►

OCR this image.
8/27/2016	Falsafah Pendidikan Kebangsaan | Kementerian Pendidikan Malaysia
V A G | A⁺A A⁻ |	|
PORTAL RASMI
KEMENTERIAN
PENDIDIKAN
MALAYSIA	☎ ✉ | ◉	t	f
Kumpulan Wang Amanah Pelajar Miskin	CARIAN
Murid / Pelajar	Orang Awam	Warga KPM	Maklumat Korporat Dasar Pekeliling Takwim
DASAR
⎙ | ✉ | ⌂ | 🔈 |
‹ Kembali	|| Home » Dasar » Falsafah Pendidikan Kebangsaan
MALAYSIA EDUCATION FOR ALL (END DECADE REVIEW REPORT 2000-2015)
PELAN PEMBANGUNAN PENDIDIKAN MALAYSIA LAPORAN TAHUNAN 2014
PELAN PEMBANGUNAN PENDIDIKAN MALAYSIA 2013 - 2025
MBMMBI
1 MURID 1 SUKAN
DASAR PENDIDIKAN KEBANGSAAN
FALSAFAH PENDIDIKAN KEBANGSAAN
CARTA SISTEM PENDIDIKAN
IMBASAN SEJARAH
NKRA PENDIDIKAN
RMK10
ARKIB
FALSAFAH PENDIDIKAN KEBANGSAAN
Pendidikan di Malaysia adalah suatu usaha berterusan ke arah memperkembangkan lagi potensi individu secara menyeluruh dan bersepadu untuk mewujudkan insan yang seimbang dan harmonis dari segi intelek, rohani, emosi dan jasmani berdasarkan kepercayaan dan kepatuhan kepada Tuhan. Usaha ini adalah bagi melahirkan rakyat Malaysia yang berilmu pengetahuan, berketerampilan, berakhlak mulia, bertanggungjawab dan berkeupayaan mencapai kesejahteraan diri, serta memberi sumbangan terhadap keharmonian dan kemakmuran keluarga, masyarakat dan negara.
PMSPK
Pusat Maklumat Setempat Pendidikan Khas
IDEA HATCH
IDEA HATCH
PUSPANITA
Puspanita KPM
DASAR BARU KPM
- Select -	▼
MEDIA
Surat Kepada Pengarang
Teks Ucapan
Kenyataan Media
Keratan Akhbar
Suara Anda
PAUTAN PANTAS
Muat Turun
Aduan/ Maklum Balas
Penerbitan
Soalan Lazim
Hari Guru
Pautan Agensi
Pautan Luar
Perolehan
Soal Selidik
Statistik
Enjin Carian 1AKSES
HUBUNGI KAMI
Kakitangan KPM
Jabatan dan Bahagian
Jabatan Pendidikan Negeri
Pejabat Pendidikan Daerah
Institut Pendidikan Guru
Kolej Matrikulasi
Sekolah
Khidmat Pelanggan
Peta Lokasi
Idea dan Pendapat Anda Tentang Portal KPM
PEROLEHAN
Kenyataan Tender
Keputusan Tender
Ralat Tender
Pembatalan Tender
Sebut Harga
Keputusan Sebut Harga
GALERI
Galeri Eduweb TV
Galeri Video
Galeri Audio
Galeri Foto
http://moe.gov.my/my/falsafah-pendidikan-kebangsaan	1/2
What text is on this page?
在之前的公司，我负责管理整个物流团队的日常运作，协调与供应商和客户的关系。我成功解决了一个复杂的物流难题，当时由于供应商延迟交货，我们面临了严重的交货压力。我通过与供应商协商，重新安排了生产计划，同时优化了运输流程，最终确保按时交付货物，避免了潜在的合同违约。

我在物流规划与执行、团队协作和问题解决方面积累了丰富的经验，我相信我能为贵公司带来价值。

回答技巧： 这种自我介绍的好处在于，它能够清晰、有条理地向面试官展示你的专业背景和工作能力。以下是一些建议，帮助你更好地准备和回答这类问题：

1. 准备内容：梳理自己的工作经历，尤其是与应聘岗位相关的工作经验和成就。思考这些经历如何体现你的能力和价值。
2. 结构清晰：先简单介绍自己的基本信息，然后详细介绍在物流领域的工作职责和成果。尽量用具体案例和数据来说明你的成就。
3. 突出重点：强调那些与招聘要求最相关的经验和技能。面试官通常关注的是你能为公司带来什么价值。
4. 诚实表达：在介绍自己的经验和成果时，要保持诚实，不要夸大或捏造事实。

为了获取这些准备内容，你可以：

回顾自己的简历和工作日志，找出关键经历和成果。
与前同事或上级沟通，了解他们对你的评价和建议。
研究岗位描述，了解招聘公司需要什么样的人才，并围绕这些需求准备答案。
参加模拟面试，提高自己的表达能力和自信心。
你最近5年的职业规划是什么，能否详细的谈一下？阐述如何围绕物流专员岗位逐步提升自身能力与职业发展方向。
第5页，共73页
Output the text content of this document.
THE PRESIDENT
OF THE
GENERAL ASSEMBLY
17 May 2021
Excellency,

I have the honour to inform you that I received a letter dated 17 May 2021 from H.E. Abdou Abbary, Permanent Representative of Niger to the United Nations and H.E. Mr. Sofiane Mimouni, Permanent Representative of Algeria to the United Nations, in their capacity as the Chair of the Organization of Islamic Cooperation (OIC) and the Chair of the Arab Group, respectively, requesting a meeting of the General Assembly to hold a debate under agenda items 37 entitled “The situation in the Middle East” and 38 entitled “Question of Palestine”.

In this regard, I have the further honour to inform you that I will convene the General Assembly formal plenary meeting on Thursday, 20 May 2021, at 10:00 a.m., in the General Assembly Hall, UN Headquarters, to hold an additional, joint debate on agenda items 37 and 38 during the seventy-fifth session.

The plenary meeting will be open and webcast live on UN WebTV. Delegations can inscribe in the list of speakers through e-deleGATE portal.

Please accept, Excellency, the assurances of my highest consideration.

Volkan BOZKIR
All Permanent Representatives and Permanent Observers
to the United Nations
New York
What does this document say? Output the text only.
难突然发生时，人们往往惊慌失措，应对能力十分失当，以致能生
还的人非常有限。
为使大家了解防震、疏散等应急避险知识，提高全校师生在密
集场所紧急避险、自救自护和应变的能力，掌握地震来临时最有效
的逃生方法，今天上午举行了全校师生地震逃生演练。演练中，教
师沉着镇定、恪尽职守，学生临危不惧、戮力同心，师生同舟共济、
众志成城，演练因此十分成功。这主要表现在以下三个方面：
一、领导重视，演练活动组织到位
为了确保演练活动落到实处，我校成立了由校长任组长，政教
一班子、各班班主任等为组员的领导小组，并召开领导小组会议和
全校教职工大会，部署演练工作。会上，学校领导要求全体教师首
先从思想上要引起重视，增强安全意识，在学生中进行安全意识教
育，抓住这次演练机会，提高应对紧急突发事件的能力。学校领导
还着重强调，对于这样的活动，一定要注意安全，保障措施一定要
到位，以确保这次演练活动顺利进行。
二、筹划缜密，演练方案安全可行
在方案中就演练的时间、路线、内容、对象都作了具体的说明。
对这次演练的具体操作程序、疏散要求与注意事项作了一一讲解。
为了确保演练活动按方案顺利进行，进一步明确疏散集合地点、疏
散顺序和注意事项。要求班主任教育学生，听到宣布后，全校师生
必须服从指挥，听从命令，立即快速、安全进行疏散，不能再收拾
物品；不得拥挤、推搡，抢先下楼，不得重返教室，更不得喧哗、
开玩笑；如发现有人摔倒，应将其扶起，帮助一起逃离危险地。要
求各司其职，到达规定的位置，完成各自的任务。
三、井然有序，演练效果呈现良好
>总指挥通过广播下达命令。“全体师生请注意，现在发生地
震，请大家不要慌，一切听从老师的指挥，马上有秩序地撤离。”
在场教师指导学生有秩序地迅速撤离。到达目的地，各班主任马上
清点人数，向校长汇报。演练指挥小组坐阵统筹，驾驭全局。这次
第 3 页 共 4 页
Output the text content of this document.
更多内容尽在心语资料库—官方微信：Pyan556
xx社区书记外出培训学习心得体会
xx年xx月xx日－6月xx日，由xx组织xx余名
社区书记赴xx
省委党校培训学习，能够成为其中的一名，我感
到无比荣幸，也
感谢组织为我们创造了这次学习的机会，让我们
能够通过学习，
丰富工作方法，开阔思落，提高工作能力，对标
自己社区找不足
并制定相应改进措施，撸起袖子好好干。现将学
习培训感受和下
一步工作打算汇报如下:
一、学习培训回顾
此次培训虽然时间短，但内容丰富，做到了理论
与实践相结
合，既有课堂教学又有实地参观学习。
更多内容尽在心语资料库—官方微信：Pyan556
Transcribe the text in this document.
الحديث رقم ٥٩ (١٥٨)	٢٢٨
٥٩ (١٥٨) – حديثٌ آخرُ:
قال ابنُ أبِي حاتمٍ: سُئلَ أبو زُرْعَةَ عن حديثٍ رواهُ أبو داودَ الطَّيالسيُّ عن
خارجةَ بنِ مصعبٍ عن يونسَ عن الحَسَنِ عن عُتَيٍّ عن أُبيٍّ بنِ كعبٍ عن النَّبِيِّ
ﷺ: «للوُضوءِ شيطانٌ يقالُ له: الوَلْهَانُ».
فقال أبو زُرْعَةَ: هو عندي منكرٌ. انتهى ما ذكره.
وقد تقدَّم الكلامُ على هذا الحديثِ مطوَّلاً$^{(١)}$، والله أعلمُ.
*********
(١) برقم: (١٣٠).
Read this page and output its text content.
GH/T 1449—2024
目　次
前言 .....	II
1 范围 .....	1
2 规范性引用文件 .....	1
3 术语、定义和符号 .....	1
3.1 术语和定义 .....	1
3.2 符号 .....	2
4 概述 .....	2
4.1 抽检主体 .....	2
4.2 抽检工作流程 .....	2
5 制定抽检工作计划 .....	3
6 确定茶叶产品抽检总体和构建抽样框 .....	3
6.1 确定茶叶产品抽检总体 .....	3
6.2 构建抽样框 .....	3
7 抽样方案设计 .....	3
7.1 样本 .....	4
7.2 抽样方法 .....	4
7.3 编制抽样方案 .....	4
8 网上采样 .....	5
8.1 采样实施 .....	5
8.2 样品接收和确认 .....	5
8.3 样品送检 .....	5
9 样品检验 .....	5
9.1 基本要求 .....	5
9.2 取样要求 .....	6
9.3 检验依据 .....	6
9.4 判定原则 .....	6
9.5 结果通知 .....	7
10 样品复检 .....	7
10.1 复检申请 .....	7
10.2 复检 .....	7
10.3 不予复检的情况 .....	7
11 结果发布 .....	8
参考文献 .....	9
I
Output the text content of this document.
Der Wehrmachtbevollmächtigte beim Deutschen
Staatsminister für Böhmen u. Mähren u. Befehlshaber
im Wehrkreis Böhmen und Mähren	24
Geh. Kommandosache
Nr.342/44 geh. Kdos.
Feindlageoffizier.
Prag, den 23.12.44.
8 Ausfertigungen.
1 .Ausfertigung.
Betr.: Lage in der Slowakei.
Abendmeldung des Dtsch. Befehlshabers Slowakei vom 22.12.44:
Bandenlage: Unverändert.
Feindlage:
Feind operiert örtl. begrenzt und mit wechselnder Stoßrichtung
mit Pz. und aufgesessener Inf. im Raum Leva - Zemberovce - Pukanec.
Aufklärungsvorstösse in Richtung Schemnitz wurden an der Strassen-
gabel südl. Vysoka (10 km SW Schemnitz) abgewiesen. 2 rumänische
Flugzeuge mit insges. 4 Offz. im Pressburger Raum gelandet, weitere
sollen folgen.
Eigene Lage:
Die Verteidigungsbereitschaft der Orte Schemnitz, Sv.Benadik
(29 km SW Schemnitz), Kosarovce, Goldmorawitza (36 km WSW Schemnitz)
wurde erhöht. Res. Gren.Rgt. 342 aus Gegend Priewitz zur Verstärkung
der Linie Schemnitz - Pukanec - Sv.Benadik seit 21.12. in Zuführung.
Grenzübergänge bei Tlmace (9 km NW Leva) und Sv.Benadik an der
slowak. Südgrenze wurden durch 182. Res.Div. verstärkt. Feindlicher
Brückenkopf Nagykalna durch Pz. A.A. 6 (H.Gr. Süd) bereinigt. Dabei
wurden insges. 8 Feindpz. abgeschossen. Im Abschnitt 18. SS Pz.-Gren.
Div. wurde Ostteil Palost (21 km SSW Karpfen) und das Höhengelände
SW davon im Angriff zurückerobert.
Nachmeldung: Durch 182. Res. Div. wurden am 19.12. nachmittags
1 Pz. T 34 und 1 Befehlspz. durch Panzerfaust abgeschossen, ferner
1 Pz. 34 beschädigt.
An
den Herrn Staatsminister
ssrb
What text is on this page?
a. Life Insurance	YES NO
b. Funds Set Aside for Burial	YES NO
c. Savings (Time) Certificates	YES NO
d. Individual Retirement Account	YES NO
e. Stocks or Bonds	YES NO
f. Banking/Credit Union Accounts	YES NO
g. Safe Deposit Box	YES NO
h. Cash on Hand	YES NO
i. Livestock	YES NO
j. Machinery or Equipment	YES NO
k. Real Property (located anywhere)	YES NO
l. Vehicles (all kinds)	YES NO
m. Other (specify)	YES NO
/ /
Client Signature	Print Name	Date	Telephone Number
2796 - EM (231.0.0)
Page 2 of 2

◄

→ **SET PROBLEM**: Find every line above that contains the word "Pukanec", and return each one.

→ **ANSWER**:
mit Pz. und aufgesessener Inf. im Raum Leva - Zemberovce - Pukanec.
der Linie Schemnitz - Pukanec - Sv.Benadik seit 21.12. in Zuführung.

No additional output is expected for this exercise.